▶ _OBJECTIVE_: Change "help-icon" to "question-icon" everywhere it appears in each listing, keeping every other line the same. Leave the pictures out.

[Annotated region listings]

• • • • • • •

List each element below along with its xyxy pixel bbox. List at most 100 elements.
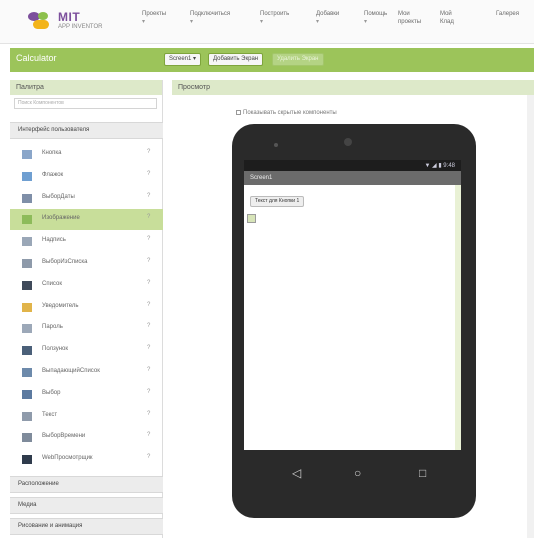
image-icon: [22, 215, 32, 225]
project-toolbar: Calculator Screen1 ▾ Добавить Экран Удал…: [10, 48, 534, 72]
status-icons: ▼ ◢ ▮ 9:48: [424, 163, 455, 169]
menu-projects[interactable]: Проекты ▾: [142, 10, 166, 26]
chevron-down-icon: ▾: [364, 19, 368, 25]
help-icon[interactable]: ?: [147, 454, 150, 460]
palette-item-label: ВыпадающийСписок: [42, 368, 100, 374]
screen-button-component[interactable]: Текст для Кнопки 1: [250, 196, 305, 207]
phone-camera: [274, 143, 278, 147]
phone-navigation-bar: ◁ ○ □: [244, 450, 461, 498]
logo-title: MIT: [58, 10, 81, 24]
switch-icon: [22, 389, 32, 399]
help-icon[interactable]: ?: [147, 411, 150, 417]
help-icon[interactable]: ?: [147, 171, 150, 177]
palette-item-label: ВыборДаты: [42, 193, 75, 200]
help-icon[interactable]: ?: [147, 214, 150, 220]
palette-item-label: Изображение: [42, 215, 80, 222]
slider-icon: [22, 346, 32, 356]
help-icon[interactable]: ?: [147, 389, 150, 395]
screen-select-dropdown[interactable]: Screen1 ▾: [164, 53, 202, 66]
menu-help-label: Помощь: [364, 11, 388, 17]
app-inventor-logo[interactable]: MIT APP INVENTOR: [28, 9, 123, 37]
menu-help[interactable]: Помощь ▾: [364, 10, 387, 26]
help-icon[interactable]: ?: [147, 193, 150, 199]
help-icon[interactable]: ?: [147, 302, 150, 308]
help-icon[interactable]: ?: [147, 367, 150, 373]
help-icon[interactable]: ?: [147, 258, 150, 264]
screen-scroll-strip: [455, 185, 461, 450]
menu-connect-label: Подключиться: [190, 11, 231, 17]
phone-screen[interactable]: ▼ ◢ ▮ 9:48 Screen1 Текст для Кнопки 1: [244, 160, 461, 450]
menu-connect[interactable]: Подключиться ▾: [190, 10, 230, 26]
palette-item[interactable]: Кнопка?: [10, 144, 163, 165]
help-icon[interactable]: ?: [147, 345, 150, 351]
palette-item-label: Выбор: [42, 389, 61, 396]
category-drawing-animation[interactable]: Рисование и анимация: [10, 518, 163, 535]
phone-speaker: [344, 138, 352, 146]
palette-item-label: Текст: [42, 411, 58, 418]
component-search-input[interactable]: Поиск Компонентов: [14, 98, 157, 109]
show-hidden-components-checkbox[interactable]: Показывать скрытые компоненты: [236, 110, 337, 116]
category-media[interactable]: Медиа: [10, 497, 163, 514]
palette-item-label: Флажок: [42, 171, 64, 178]
palette-item[interactable]: ВыборВремени?: [10, 427, 163, 448]
menu-gallery-label: Галерея: [496, 11, 520, 17]
palette-header: Палитра: [10, 80, 162, 95]
palette-panel: Палитра Поиск Компонентов Интерфейс поль…: [10, 80, 163, 538]
palette-item[interactable]: Надпись?: [10, 231, 163, 252]
palette-item[interactable]: Текст?: [10, 406, 163, 427]
palette-item[interactable]: WebПросмотрщик?: [10, 449, 163, 470]
help-icon[interactable]: ?: [147, 280, 150, 286]
palette-item[interactable]: ВыпадающийСписок?: [10, 362, 163, 383]
menu-build[interactable]: Построить ▾: [260, 10, 289, 26]
palette-item[interactable]: ВыборДаты?: [10, 188, 163, 209]
show-hidden-components-label: Показывать скрытые компоненты: [243, 110, 337, 117]
palette-item[interactable]: Ползунок?: [10, 340, 163, 361]
help-icon[interactable]: ?: [147, 236, 150, 242]
menu-my-stash-label: Мой Клад: [440, 11, 454, 25]
menu-projects-label: Проекты: [142, 11, 167, 17]
webviewer-icon: [22, 455, 32, 465]
properties-panel-edge: [527, 95, 534, 538]
chevron-down-icon: ▾: [142, 19, 146, 25]
palette-item-label: Пароль: [42, 324, 63, 331]
palette-item-label: WebПросмотрщик: [42, 455, 93, 462]
logo-subtitle: APP INVENTOR: [58, 24, 103, 30]
add-screen-button[interactable]: Добавить Экран: [208, 53, 264, 66]
label-icon: [22, 237, 32, 247]
recent-apps-icon: □: [419, 466, 427, 480]
top-navigation-bar: MIT APP INVENTOR Проекты ▾ Подключиться …: [0, 0, 534, 44]
menu-my-projects[interactable]: Мои проекты: [398, 10, 428, 26]
project-name: Calculator: [16, 53, 57, 63]
palette-item-label: Список: [42, 280, 62, 287]
palette-item[interactable]: Изображение?: [10, 209, 163, 231]
datepicker-icon: [22, 193, 32, 203]
category-user-interface[interactable]: Интерфейс пользователя: [10, 122, 163, 139]
password-icon: [22, 324, 32, 334]
image-component-icon[interactable]: [247, 214, 256, 223]
help-icon[interactable]: ?: [147, 323, 150, 329]
remove-screen-button[interactable]: Удалить Экран: [272, 53, 324, 66]
palette-item[interactable]: Список?: [10, 275, 163, 296]
bee-logo-icon: [28, 12, 54, 32]
menu-extensions[interactable]: Добавки ▾: [316, 10, 339, 26]
spinner-icon: [22, 368, 32, 377]
help-icon[interactable]: ?: [147, 432, 150, 438]
listpicker-icon: [22, 259, 32, 268]
category-layout[interactable]: Расположение: [10, 476, 163, 493]
chevron-down-icon: ▾: [260, 19, 264, 25]
chevron-down-icon: ▾: [190, 19, 194, 25]
menu-my-stash[interactable]: Мой Клад: [440, 10, 464, 26]
menu-build-label: Построить: [260, 11, 290, 17]
menu-gallery[interactable]: Галерея: [496, 10, 519, 18]
palette-item[interactable]: Флажок?: [10, 166, 163, 187]
palette-item[interactable]: Уведомитель?: [10, 297, 163, 318]
chevron-down-icon: ▾: [316, 19, 320, 25]
palette-item[interactable]: Пароль?: [10, 318, 163, 339]
notifier-icon: [22, 302, 32, 312]
menu-extensions-label: Добавки: [316, 11, 340, 17]
help-icon[interactable]: ?: [147, 149, 150, 155]
palette-item[interactable]: ВыборИзСписка?: [10, 253, 163, 274]
timepicker-icon: [22, 433, 32, 443]
palette-item-label: Ползунок: [42, 346, 68, 353]
palette-item[interactable]: Выбор?: [10, 384, 163, 405]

• • • • • • •

▶ _ANSWER TO THIS EXERCISE_:
List each element below along with its xyxy pixel bbox. List at most 100 elements.
image-icon: [22, 215, 32, 225]
project-toolbar: Calculator Screen1 ▾ Добавить Экран Удал…: [10, 48, 534, 72]
status-icons: ▼ ◢ ▮ 9:48: [424, 163, 455, 169]
menu-projects[interactable]: Проекты ▾: [142, 10, 166, 26]
chevron-down-icon: ▾: [364, 19, 368, 25]
question-icon[interactable]: ?: [147, 454, 150, 460]
palette-item-label: ВыпадающийСписок: [42, 368, 100, 374]
screen-button-component[interactable]: Текст для Кнопки 1: [250, 196, 305, 207]
phone-camera: [274, 143, 278, 147]
phone-navigation-bar: ◁ ○ □: [244, 450, 461, 498]
logo-title: MIT: [58, 10, 81, 24]
switch-icon: [22, 389, 32, 399]
question-icon[interactable]: ?: [147, 411, 150, 417]
question-icon[interactable]: ?: [147, 171, 150, 177]
palette-item-label: ВыборДаты: [42, 193, 75, 200]
question-icon[interactable]: ?: [147, 214, 150, 220]
palette-item-label: Изображение: [42, 215, 80, 222]
slider-icon: [22, 346, 32, 356]
question-icon[interactable]: ?: [147, 389, 150, 395]
screen-select-dropdown[interactable]: Screen1 ▾: [164, 53, 202, 66]
menu-help-label: Помощь: [364, 11, 388, 17]
app-inventor-logo[interactable]: MIT APP INVENTOR: [28, 9, 123, 37]
menu-help[interactable]: Помощь ▾: [364, 10, 387, 26]
question-icon[interactable]: ?: [147, 193, 150, 199]
question-icon[interactable]: ?: [147, 302, 150, 308]
question-icon[interactable]: ?: [147, 367, 150, 373]
question-icon[interactable]: ?: [147, 258, 150, 264]
screen-scroll-strip: [455, 185, 461, 450]
menu-connect-label: Подключиться: [190, 11, 231, 17]
phone-screen[interactable]: ▼ ◢ ▮ 9:48 Screen1 Текст для Кнопки 1: [244, 160, 461, 450]
menu-connect[interactable]: Подключиться ▾: [190, 10, 230, 26]
palette-item[interactable]: Кнопка?: [10, 144, 163, 165]
question-icon[interactable]: ?: [147, 345, 150, 351]
palette-item-label: Выбор: [42, 389, 61, 396]
category-drawing-animation[interactable]: Рисование и анимация: [10, 518, 163, 535]
phone-speaker: [344, 138, 352, 146]
palette-item-label: Текст: [42, 411, 58, 418]
component-search-input[interactable]: Поиск Компонентов: [14, 98, 157, 109]
show-hidden-components-checkbox[interactable]: Показывать скрытые компоненты: [236, 110, 337, 116]
category-media[interactable]: Медиа: [10, 497, 163, 514]
palette-item-label: Флажок: [42, 171, 64, 178]
palette-item[interactable]: ВыборВремени?: [10, 427, 163, 448]
menu-gallery-label: Галерея: [496, 11, 520, 17]
palette-header: Палитра: [10, 80, 162, 95]
palette-panel: Палитра Поиск Компонентов Интерфейс поль…: [10, 80, 163, 538]
palette-item[interactable]: Надпись?: [10, 231, 163, 252]
palette-item[interactable]: Текст?: [10, 406, 163, 427]
palette-item[interactable]: WebПросмотрщик?: [10, 449, 163, 470]
question-icon[interactable]: ?: [147, 280, 150, 286]
palette-item[interactable]: ВыпадающийСписок?: [10, 362, 163, 383]
menu-build[interactable]: Построить ▾: [260, 10, 289, 26]
palette-item[interactable]: ВыборДаты?: [10, 188, 163, 209]
show-hidden-components-label: Показывать скрытые компоненты: [243, 110, 337, 117]
palette-item[interactable]: Ползунок?: [10, 340, 163, 361]
question-icon[interactable]: ?: [147, 236, 150, 242]
menu-my-stash-label: Мой Клад: [440, 11, 454, 25]
menu-projects-label: Проекты: [142, 11, 167, 17]
webviewer-icon: [22, 455, 32, 465]
properties-panel-edge: [527, 95, 534, 538]
chevron-down-icon: ▾: [142, 19, 146, 25]
palette-item-label: Пароль: [42, 324, 63, 331]
palette-item-label: WebПросмотрщик: [42, 455, 93, 462]
logo-subtitle: APP INVENTOR: [58, 24, 103, 30]
add-screen-button[interactable]: Добавить Экран: [208, 53, 264, 66]
label-icon: [22, 237, 32, 247]
recent-apps-icon: □: [419, 466, 427, 480]
top-navigation-bar: MIT APP INVENTOR Проекты ▾ Подключиться …: [0, 0, 534, 44]
menu-my-projects[interactable]: Мои проекты: [398, 10, 428, 26]
project-name: Calculator: [16, 53, 57, 63]
palette-item-label: Список: [42, 280, 62, 287]
palette-item[interactable]: Изображение?: [10, 209, 163, 231]
datepicker-icon: [22, 193, 32, 203]
category-user-interface[interactable]: Интерфейс пользователя: [10, 122, 163, 139]
password-icon: [22, 324, 32, 334]
image-component-icon[interactable]: [247, 214, 256, 223]
question-icon[interactable]: ?: [147, 323, 150, 329]
remove-screen-button[interactable]: Удалить Экран: [272, 53, 324, 66]
palette-item[interactable]: Список?: [10, 275, 163, 296]
bee-logo-icon: [28, 12, 54, 32]
menu-extensions[interactable]: Добавки ▾: [316, 10, 339, 26]
spinner-icon: [22, 368, 32, 377]
question-icon[interactable]: ?: [147, 432, 150, 438]
listpicker-icon: [22, 259, 32, 268]
category-layout[interactable]: Расположение: [10, 476, 163, 493]
chevron-down-icon: ▾: [260, 19, 264, 25]
chevron-down-icon: ▾: [190, 19, 194, 25]
menu-my-stash[interactable]: Мой Клад: [440, 10, 464, 26]
menu-build-label: Построить: [260, 11, 290, 17]
menu-gallery[interactable]: Галерея: [496, 10, 519, 18]
palette-item[interactable]: Флажок?: [10, 166, 163, 187]
palette-item[interactable]: Уведомитель?: [10, 297, 163, 318]
chevron-down-icon: ▾: [316, 19, 320, 25]
palette-item[interactable]: Пароль?: [10, 318, 163, 339]
notifier-icon: [22, 302, 32, 312]
menu-extensions-label: Добавки: [316, 11, 340, 17]
question-icon[interactable]: ?: [147, 149, 150, 155]
palette-item[interactable]: ВыборИзСписка?: [10, 253, 163, 274]
timepicker-icon: [22, 433, 32, 443]
palette-item-label: Ползунок: [42, 346, 68, 353]
palette-item[interactable]: Выбор?: [10, 384, 163, 405]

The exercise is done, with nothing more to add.